Set problem: Set down all of the data exactly as it appears.

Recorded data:
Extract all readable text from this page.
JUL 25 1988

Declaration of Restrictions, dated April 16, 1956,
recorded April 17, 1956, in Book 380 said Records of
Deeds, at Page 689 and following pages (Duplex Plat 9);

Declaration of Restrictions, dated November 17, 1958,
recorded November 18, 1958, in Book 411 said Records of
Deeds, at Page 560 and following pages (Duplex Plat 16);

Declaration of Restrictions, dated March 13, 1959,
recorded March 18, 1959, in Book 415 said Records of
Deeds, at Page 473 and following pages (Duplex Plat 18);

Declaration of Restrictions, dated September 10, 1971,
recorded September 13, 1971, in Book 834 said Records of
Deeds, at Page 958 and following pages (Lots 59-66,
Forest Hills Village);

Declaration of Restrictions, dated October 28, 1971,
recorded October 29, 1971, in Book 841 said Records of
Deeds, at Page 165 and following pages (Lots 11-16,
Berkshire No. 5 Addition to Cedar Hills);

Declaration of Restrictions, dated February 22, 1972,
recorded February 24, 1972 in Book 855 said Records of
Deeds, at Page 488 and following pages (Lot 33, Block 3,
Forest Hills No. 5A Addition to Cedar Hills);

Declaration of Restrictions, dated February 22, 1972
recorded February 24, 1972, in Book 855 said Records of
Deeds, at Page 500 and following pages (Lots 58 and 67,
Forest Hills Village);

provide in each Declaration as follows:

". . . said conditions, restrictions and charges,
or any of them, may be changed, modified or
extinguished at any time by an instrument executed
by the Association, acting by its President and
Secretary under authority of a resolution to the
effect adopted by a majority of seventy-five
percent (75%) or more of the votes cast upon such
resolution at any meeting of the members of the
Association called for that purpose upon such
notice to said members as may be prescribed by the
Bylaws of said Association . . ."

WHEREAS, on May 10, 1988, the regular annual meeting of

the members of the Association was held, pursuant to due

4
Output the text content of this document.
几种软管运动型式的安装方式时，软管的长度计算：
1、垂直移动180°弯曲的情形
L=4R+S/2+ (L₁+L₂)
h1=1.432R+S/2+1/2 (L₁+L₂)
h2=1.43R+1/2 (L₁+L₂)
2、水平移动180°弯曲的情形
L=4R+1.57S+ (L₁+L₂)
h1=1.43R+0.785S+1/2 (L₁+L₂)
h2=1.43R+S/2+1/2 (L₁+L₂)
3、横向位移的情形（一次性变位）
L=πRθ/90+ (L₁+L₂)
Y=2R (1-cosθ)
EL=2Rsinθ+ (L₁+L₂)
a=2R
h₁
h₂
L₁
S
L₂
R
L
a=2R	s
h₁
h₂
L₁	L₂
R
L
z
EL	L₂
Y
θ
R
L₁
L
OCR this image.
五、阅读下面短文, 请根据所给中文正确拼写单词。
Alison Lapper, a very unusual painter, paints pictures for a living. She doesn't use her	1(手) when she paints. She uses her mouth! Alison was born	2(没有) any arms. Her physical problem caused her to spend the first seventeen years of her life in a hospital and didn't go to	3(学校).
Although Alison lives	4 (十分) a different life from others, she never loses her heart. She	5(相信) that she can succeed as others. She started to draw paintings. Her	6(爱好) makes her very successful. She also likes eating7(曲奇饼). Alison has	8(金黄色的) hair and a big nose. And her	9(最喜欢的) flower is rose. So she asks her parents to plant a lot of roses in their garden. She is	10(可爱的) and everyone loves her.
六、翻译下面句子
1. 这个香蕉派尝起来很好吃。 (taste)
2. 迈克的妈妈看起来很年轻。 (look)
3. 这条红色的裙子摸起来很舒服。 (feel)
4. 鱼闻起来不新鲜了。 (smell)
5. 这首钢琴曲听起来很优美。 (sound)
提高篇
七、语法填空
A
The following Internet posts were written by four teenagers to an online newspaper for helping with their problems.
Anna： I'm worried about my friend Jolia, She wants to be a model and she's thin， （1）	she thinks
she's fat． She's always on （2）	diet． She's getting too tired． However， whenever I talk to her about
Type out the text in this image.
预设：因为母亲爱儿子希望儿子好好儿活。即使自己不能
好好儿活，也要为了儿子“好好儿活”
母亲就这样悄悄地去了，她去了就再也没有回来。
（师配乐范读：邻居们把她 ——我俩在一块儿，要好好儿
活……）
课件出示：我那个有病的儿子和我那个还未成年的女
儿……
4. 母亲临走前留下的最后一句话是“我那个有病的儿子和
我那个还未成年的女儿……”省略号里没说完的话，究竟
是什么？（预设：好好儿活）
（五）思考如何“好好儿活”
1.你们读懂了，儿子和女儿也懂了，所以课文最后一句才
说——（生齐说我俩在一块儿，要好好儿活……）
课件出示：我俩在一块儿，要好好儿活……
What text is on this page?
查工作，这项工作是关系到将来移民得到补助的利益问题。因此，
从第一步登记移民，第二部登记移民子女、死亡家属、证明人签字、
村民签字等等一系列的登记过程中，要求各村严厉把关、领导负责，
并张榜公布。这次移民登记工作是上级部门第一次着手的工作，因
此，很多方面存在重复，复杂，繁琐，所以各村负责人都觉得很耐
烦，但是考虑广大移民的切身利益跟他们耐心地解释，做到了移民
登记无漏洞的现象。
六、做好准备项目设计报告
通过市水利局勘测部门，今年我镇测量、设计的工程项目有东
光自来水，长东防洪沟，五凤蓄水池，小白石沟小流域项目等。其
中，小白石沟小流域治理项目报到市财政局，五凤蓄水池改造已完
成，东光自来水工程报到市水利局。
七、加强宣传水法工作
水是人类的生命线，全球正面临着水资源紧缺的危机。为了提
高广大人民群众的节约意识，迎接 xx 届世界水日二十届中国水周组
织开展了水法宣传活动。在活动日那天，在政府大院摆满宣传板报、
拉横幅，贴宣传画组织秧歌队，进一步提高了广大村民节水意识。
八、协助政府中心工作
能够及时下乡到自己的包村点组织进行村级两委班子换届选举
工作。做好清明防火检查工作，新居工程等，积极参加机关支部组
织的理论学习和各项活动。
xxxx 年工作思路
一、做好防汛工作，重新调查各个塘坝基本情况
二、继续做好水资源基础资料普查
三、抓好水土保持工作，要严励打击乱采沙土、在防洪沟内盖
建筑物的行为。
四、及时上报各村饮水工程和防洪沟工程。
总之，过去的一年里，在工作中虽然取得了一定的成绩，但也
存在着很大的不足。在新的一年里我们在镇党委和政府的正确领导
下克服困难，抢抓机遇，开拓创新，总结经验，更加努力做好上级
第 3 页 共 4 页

Written reply:
Extract all readable text from this page.
JUL 25 1988

Declaration of Restrictions, dated April 16, 1956,
recorded April 17, 1956, in Book 380 said Records of
Deeds, at Page 689 and following pages (Duplex Plat 9);

Declaration of Restrictions, dated November 17, 1958,
recorded November 18, 1958, in Book 411 said Records of
Deeds, at Page 560 and following pages (Duplex Plat 16);

Declaration of Restrictions, dated March 13, 1959,
recorded March 18, 1959, in Book 415 said Records of
Deeds, at Page 473 and following pages (Duplex Plat 18);

Declaration of Restrictions, dated September 10, 1971,
recorded September 13, 1971, in Book 834 said Records of
Deeds, at Page 958 and following pages (Lots 59-66,
Forest Hills Village);

Declaration of Restrictions, dated October 28, 1971,
recorded October 29, 1971, in Book 841 said Records of
Deeds, at Page 165 and following pages (Lots 11-16,
Berkshire No. 5 Addition to Cedar Hills);

Declaration of Restrictions, dated February 22, 1972,
recorded February 24, 1972 in Book 855 said Records of
Deeds, at Page 488 and following pages (Lot 33, Block 3,
Forest Hills No. 5A Addition to Cedar Hills);

Declaration of Restrictions, dated February 22, 1972
recorded February 24, 1972, in Book 855 said Records of
Deeds, at Page 500 and following pages (Lots 58 and 67,
Forest Hills Village);

provide in each Declaration as follows:

". . . said conditions, restrictions and charges,
or any of them, may be changed, modified or
extinguished at any time by an instrument executed
by the Association, acting by its President and
Secretary under authority of a resolution to the
effect adopted by a majority of seventy-five
percent (75%) or more of the votes cast upon such
resolution at any meeting of the members of the
Association called for that purpose upon such
notice to said members as may be prescribed by the
Bylaws of said Association . . ."

WHEREAS, on May 10, 1988, the regular annual meeting of

the members of the Association was held, pursuant to due

4
Output the text content of this document.
几种软管运动型式的安装方式时，软管的长度计算：
1、垂直移动180°弯曲的情形
L=4R+S/2+ (L₁+L₂)
h1=1.432R+S/2+1/2 (L₁+L₂)
h2=1.43R+1/2 (L₁+L₂)
2、水平移动180°弯曲的情形
L=4R+1.57S+ (L₁+L₂)
h1=1.43R+0.785S+1/2 (L₁+L₂)
h2=1.43R+S/2+1/2 (L₁+L₂)
3、横向位移的情形（一次性变位）
L=πRθ/90+ (L₁+L₂)
Y=2R (1-cosθ)
EL=2Rsinθ+ (L₁+L₂)
a=2R
h₁
h₂
L₁
S
L₂
R
L
a=2R	s
h₁
h₂
L₁	L₂
R
L
z
EL	L₂
Y
θ
R
L₁
L
OCR this image.
五、阅读下面短文, 请根据所给中文正确拼写单词。
Alison Lapper, a very unusual painter, paints pictures for a living. She doesn't use her	1(手) when she paints. She uses her mouth! Alison was born	2(没有) any arms. Her physical problem caused her to spend the first seventeen years of her life in a hospital and didn't go to	3(学校).
Although Alison lives	4 (十分) a different life from others, she never loses her heart. She	5(相信) that she can succeed as others. She started to draw paintings. Her	6(爱好) makes her very successful. She also likes eating7(曲奇饼). Alison has	8(金黄色的) hair and a big nose. And her	9(最喜欢的) flower is rose. So she asks her parents to plant a lot of roses in their garden. She is	10(可爱的) and everyone loves her.
六、翻译下面句子
1. 这个香蕉派尝起来很好吃。 (taste)
2. 迈克的妈妈看起来很年轻。 (look)
3. 这条红色的裙子摸起来很舒服。 (feel)
4. 鱼闻起来不新鲜了。 (smell)
5. 这首钢琴曲听起来很优美。 (sound)
提高篇
七、语法填空
A
The following Internet posts were written by four teenagers to an online newspaper for helping with their problems.
Anna： I'm worried about my friend Jolia, She wants to be a model and she's thin， （1）	she thinks
she's fat． She's always on （2）	diet． She's getting too tired． However， whenever I talk to her about
Type out the text in this image.
预设：因为母亲爱儿子希望儿子好好儿活。即使自己不能
好好儿活，也要为了儿子“好好儿活”
母亲就这样悄悄地去了，她去了就再也没有回来。
（师配乐范读：邻居们把她 ——我俩在一块儿，要好好儿
活……）
课件出示：我那个有病的儿子和我那个还未成年的女
儿……
4. 母亲临走前留下的最后一句话是“我那个有病的儿子和
我那个还未成年的女儿……”省略号里没说完的话，究竟
是什么？（预设：好好儿活）
（五）思考如何“好好儿活”
1.你们读懂了，儿子和女儿也懂了，所以课文最后一句才
说——（生齐说我俩在一块儿，要好好儿活……）
课件出示：我俩在一块儿，要好好儿活……
What text is on this page?
查工作，这项工作是关系到将来移民得到补助的利益问题。因此，
从第一步登记移民，第二部登记移民子女、死亡家属、证明人签字、
村民签字等等一系列的登记过程中，要求各村严厉把关、领导负责，
并张榜公布。这次移民登记工作是上级部门第一次着手的工作，因
此，很多方面存在重复，复杂，繁琐，所以各村负责人都觉得很耐
烦，但是考虑广大移民的切身利益跟他们耐心地解释，做到了移民
登记无漏洞的现象。
六、做好准备项目设计报告
通过市水利局勘测部门，今年我镇测量、设计的工程项目有东
光自来水，长东防洪沟，五凤蓄水池，小白石沟小流域项目等。其
中，小白石沟小流域治理项目报到市财政局，五凤蓄水池改造已完
成，东光自来水工程报到市水利局。
七、加强宣传水法工作
水是人类的生命线，全球正面临着水资源紧缺的危机。为了提
高广大人民群众的节约意识，迎接 xx 届世界水日二十届中国水周组
织开展了水法宣传活动。在活动日那天，在政府大院摆满宣传板报、
拉横幅，贴宣传画组织秧歌队，进一步提高了广大村民节水意识。
八、协助政府中心工作
能够及时下乡到自己的包村点组织进行村级两委班子换届选举
工作。做好清明防火检查工作，新居工程等，积极参加机关支部组
织的理论学习和各项活动。
xxxx 年工作思路
一、做好防汛工作，重新调查各个塘坝基本情况
二、继续做好水资源基础资料普查
三、抓好水土保持工作，要严励打击乱采沙土、在防洪沟内盖
建筑物的行为。
四、及时上报各村饮水工程和防洪沟工程。
总之，过去的一年里，在工作中虽然取得了一定的成绩，但也
存在着很大的不足。在新的一年里我们在镇党委和政府的正确领导
下克服困难，抢抓机遇，开拓创新，总结经验，更加努力做好上级
第 3 页 共 4 页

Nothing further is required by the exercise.